What to produce:
Omit the images, then output each of the records below exactly.
___ Source records
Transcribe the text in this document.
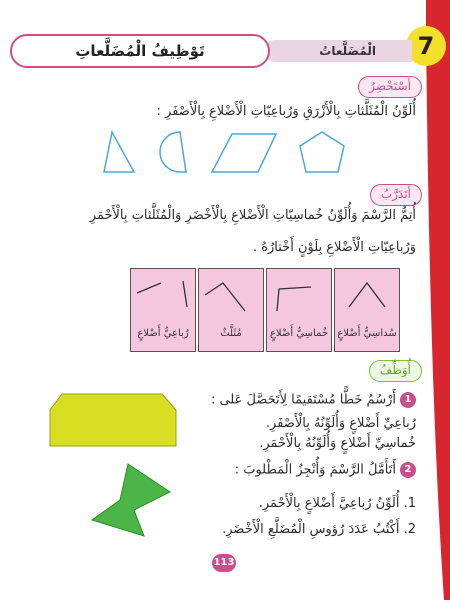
7
الْمُضَلَّعاتُ
تَوْظِيفُ الْمُضَلَّعاتِ
أَسْتَحْضِرُ
أُلَوِّنُ الْمُثَلَّثاتِ بِالْأَزْرَقِ وَرُباعِيّاتِ الْأَضْلاعِ بِالْأَصْفَرِ :
أَتَدَرَّبُ
أُتِمُّ الرَّسْمَ وَأُلَوِّنُ خُماسِيّاتِ الْأَضْلاعِ بِالْأَخْضَرِ وَالْمُثَلَّثاتِ بِالْأَحْمَرِ
وَرُباعِيّاتِ الْأَضْلاعِ بِلَوْنٍ أَخْتارُهُ .
سُداسِيُّ أَضْلاعٍ
خُماسِيُّ أَضْلاعٍ
مُثَلَّثٌ
رُباعِيُّ أَضْلاعٍ
أُوَظِّفُ
1أَرْسُمُ خَطًّا مُسْتَقيمًا لِأَتَحَصَّلَ عَلى :
رُباعِيِّ أَضْلاعٍ وَأُلَوِّنُهُ بِالْأَصْفَرِ.
خُماسِيِّ أَضْلاعٍ وَأُلَوِّنُهُ بِالْأَحْمَرِ.
2أَتَأَمَّلُ الرَّسْمَ وَأُنْجِزُ الْمَطْلوبَ :
1. أُلَوِّنُ رُباعِيَّ أَضْلاعٍ بِالْأَحْمَرِ.
2. أَكْتُبُ عَدَدَ رُؤوسِ الْمُضَلَّعِ الْأَخْضَرِ.
113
______
Exercise solution:
Transcribe the text in this document.
7
الْمُضَلَّعاتُ
تَوْظِيفُ الْمُضَلَّعاتِ
أَسْتَحْضِرُ
أُلَوِّنُ الْمُثَلَّثاتِ بِالْأَزْرَقِ وَرُباعِيّاتِ الْأَضْلاعِ بِالْأَصْفَرِ :
أَتَدَرَّبُ
أُتِمُّ الرَّسْمَ وَأُلَوِّنُ خُماسِيّاتِ الْأَضْلاعِ بِالْأَخْضَرِ وَالْمُثَلَّثاتِ بِالْأَحْمَرِ
وَرُباعِيّاتِ الْأَضْلاعِ بِلَوْنٍ أَخْتارُهُ .
سُداسِيُّ أَضْلاعٍ
خُماسِيُّ أَضْلاعٍ
مُثَلَّثٌ
رُباعِيُّ أَضْلاعٍ
أُوَظِّفُ
1أَرْسُمُ خَطًّا مُسْتَقيمًا لِأَتَحَصَّلَ عَلى :
رُباعِيِّ أَضْلاعٍ وَأُلَوِّنُهُ بِالْأَصْفَرِ.
خُماسِيِّ أَضْلاعٍ وَأُلَوِّنُهُ بِالْأَحْمَرِ.
2أَتَأَمَّلُ الرَّسْمَ وَأُنْجِزُ الْمَطْلوبَ :
1. أُلَوِّنُ رُباعِيَّ أَضْلاعٍ بِالْأَحْمَرِ.
2. أَكْتُبُ عَدَدَ رُؤوسِ الْمُضَلَّعِ الْأَخْضَرِ.
113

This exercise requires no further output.